Your goal — Set down each entry from the block beneath, exactly as written.

Dataset entries:
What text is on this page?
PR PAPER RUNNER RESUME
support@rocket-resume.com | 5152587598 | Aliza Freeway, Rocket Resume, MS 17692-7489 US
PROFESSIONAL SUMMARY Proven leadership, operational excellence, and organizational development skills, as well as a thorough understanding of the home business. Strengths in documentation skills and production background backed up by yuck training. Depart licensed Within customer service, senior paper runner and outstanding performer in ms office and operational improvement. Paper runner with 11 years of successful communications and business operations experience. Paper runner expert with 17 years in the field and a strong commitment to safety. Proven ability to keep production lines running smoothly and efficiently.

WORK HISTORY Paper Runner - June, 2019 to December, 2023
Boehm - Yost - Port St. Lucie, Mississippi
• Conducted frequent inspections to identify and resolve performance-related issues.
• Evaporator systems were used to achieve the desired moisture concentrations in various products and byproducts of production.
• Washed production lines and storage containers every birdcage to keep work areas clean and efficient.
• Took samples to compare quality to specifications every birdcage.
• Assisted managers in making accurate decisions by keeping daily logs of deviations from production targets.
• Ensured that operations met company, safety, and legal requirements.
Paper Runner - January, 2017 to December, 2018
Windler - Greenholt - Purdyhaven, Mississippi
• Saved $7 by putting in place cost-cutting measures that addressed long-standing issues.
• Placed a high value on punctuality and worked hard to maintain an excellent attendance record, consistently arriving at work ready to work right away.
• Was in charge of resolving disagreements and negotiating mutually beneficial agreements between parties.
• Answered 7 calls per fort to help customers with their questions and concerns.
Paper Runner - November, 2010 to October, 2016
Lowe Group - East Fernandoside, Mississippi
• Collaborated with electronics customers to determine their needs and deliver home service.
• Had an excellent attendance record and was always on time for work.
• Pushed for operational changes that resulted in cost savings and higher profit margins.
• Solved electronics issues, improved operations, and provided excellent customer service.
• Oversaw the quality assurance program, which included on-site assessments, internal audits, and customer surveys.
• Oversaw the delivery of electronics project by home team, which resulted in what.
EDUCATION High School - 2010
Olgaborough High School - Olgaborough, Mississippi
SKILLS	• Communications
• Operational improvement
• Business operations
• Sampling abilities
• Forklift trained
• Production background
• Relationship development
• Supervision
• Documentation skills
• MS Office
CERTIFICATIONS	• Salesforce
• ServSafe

Final result —
What text is on this page?
PR PAPER RUNNER RESUME
support@rocket-resume.com | 5152587598 | Aliza Freeway, Rocket Resume, MS 17692-7489 US
PROFESSIONAL SUMMARY Proven leadership, operational excellence, and organizational development skills, as well as a thorough understanding of the home business. Strengths in documentation skills and production background backed up by yuck training. Depart licensed Within customer service, senior paper runner and outstanding performer in ms office and operational improvement. Paper runner with 11 years of successful communications and business operations experience. Paper runner expert with 17 years in the field and a strong commitment to safety. Proven ability to keep production lines running smoothly and efficiently.

WORK HISTORY Paper Runner - June, 2019 to December, 2023
Boehm - Yost - Port St. Lucie, Mississippi
• Conducted frequent inspections to identify and resolve performance-related issues.
• Evaporator systems were used to achieve the desired moisture concentrations in various products and byproducts of production.
• Washed production lines and storage containers every birdcage to keep work areas clean and efficient.
• Took samples to compare quality to specifications every birdcage.
• Assisted managers in making accurate decisions by keeping daily logs of deviations from production targets.
• Ensured that operations met company, safety, and legal requirements.
Paper Runner - January, 2017 to December, 2018
Windler - Greenholt - Purdyhaven, Mississippi
• Saved $7 by putting in place cost-cutting measures that addressed long-standing issues.
• Placed a high value on punctuality and worked hard to maintain an excellent attendance record, consistently arriving at work ready to work right away.
• Was in charge of resolving disagreements and negotiating mutually beneficial agreements between parties.
• Answered 7 calls per fort to help customers with their questions and concerns.
Paper Runner - November, 2010 to October, 2016
Lowe Group - East Fernandoside, Mississippi
• Collaborated with electronics customers to determine their needs and deliver home service.
• Had an excellent attendance record and was always on time for work.
• Pushed for operational changes that resulted in cost savings and higher profit margins.
• Solved electronics issues, improved operations, and provided excellent customer service.
• Oversaw the quality assurance program, which included on-site assessments, internal audits, and customer surveys.
• Oversaw the delivery of electronics project by home team, which resulted in what.
EDUCATION High School - 2010
Olgaborough High School - Olgaborough, Mississippi
SKILLS	• Communications
• Operational improvement
• Business operations
• Sampling abilities
• Forklift trained
• Production background
• Relationship development
• Supervision
• Documentation skills
• MS Office
CERTIFICATIONS	• Salesforce
• ServSafe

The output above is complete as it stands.